- _Given request_
In the material below, the lines containing the word "DARCIE" are required; copy each of them.

Recorded data
※ ※ ※

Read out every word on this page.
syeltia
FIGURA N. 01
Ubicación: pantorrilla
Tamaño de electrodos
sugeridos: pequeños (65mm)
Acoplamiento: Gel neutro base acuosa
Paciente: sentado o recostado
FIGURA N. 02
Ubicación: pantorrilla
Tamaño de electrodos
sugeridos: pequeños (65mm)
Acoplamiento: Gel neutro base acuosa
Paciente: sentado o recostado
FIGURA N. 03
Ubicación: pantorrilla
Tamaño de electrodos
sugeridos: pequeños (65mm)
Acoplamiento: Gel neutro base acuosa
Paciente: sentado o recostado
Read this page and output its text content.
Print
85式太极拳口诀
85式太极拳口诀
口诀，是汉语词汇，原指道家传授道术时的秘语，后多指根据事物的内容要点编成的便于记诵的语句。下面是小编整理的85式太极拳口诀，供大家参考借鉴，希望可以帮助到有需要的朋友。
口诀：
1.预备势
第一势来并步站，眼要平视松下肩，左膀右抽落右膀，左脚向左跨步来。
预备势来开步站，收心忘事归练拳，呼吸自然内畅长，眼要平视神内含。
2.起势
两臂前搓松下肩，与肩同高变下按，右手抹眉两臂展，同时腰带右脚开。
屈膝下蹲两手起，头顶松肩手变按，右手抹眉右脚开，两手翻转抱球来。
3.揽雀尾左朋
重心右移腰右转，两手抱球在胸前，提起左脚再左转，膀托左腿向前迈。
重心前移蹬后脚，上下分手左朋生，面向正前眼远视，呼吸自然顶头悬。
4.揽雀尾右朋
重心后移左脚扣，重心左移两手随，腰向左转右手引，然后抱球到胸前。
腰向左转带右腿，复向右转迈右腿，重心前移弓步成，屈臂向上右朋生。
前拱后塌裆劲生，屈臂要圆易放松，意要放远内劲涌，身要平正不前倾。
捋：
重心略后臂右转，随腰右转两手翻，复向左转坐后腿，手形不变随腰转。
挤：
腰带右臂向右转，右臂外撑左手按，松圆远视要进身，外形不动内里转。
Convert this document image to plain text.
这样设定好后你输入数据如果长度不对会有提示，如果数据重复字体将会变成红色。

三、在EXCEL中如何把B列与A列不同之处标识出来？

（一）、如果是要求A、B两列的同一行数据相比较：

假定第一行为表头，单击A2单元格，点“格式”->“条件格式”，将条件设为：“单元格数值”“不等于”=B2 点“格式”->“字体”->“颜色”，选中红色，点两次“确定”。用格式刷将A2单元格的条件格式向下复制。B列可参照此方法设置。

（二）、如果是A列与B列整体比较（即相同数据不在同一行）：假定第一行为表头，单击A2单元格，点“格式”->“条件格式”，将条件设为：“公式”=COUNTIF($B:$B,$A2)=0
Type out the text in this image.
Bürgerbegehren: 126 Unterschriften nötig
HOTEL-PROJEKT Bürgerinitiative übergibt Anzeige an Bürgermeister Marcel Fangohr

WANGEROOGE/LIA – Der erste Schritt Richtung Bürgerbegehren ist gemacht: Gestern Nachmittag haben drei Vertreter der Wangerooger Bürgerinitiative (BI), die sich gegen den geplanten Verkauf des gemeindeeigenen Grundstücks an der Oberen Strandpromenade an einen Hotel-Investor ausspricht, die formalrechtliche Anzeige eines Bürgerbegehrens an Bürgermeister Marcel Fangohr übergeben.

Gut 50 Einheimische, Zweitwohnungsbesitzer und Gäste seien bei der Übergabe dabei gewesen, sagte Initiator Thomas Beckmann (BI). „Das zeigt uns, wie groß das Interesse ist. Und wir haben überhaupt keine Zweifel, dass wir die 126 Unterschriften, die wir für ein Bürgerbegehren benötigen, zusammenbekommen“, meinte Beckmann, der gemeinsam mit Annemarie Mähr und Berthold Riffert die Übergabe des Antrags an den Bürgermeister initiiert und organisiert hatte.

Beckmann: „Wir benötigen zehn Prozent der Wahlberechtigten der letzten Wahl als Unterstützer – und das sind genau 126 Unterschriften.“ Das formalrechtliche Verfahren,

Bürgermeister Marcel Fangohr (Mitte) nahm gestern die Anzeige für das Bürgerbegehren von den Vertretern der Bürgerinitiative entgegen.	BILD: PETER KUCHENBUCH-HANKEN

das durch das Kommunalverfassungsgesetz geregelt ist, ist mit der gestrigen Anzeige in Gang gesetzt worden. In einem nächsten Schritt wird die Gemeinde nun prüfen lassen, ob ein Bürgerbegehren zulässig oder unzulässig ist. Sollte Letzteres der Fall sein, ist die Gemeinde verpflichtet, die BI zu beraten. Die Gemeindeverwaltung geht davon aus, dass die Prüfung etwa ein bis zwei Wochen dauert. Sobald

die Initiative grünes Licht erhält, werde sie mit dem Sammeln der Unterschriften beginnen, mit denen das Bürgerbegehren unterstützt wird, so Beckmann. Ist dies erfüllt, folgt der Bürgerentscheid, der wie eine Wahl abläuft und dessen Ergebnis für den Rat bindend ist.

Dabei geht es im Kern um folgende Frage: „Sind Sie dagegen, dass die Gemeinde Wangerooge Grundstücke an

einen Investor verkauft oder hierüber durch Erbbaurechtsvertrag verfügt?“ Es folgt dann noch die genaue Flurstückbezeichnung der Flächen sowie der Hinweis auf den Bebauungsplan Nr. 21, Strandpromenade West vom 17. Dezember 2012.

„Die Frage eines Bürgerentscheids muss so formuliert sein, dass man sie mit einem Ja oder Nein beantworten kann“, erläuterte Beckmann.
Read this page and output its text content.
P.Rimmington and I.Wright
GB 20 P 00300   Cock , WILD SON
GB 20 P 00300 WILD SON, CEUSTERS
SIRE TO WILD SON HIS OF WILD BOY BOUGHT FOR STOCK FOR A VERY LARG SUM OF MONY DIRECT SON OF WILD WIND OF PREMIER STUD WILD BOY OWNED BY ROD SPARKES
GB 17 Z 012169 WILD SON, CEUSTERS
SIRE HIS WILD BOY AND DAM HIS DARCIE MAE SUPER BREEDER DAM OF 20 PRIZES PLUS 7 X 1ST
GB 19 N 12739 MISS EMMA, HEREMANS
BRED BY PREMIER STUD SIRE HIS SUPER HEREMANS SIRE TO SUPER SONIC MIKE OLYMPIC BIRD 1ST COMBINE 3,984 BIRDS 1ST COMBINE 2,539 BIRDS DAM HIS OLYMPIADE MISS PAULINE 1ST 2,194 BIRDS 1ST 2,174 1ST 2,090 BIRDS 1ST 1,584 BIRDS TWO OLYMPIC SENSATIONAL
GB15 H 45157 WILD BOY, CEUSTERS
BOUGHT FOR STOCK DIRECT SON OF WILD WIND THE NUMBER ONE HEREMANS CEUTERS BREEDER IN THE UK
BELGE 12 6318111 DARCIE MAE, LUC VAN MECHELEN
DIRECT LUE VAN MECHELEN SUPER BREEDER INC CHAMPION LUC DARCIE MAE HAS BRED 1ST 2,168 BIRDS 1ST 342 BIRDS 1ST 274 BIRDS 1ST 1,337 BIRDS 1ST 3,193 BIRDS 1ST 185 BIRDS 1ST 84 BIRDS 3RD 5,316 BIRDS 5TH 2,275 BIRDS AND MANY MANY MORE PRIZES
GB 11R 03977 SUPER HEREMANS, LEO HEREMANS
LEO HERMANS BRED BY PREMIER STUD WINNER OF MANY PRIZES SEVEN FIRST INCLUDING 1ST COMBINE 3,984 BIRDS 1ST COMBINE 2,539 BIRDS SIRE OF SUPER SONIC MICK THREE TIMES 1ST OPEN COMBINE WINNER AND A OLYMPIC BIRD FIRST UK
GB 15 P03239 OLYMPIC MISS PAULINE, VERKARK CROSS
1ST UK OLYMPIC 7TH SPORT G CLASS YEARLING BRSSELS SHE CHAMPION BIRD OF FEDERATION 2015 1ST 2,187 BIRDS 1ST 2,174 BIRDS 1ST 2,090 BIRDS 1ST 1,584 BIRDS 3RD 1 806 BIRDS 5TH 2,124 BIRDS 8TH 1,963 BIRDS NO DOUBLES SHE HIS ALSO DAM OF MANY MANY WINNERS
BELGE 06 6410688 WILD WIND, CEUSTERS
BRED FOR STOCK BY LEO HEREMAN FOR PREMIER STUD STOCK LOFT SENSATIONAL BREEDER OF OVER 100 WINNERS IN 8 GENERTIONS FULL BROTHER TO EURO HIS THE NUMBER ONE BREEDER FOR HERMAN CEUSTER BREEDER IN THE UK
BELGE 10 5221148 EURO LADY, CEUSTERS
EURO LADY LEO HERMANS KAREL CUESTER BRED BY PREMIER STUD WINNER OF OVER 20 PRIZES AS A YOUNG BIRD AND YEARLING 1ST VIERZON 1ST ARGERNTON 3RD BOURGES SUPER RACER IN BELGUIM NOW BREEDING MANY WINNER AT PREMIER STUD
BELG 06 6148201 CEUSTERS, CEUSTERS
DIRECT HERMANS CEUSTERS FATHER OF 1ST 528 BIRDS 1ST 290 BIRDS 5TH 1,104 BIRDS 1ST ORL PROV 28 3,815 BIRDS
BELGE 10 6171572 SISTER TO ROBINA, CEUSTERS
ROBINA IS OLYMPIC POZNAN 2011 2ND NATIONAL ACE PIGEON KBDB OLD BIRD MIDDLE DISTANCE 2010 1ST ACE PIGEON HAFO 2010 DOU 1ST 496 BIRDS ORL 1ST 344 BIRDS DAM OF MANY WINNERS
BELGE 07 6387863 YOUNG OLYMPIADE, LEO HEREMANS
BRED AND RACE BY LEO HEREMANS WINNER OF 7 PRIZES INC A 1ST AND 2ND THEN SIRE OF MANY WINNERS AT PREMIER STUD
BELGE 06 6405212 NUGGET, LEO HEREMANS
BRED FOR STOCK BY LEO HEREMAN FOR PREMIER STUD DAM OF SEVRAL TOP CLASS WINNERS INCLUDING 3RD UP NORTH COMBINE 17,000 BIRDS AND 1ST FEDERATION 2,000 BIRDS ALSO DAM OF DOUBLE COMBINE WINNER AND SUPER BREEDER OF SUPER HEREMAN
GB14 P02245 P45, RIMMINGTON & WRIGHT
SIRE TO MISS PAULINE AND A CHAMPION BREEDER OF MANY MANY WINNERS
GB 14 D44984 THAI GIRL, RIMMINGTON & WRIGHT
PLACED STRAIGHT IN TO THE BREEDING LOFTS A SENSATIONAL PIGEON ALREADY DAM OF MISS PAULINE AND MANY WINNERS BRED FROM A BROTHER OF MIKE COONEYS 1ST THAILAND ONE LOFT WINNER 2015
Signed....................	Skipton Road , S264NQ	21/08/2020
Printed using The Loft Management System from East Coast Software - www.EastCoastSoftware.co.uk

※ ※ ※

- _Final result_
SIRE HIS WILD BOY AND DAM HIS DARCIE MAE SUPER BREEDER DAM OF 20 PRIZES PLUS 7 X 1ST
BELGE 12 6318111 DARCIE MAE, LUC VAN MECHELEN
DIRECT LUE VAN MECHELEN SUPER BREEDER INC CHAMPION LUC DARCIE MAE HAS BRED 1ST 2,168 BIRDS 1ST 342 BIRDS 1ST 274 BIRDS 1ST 1,337 BIRDS 1ST 3,193 BIRDS 1ST 185 BIRDS 1ST 84 BIRDS 3RD 5,316 BIRDS 5TH 2,275 BIRDS AND MANY MANY MORE PRIZES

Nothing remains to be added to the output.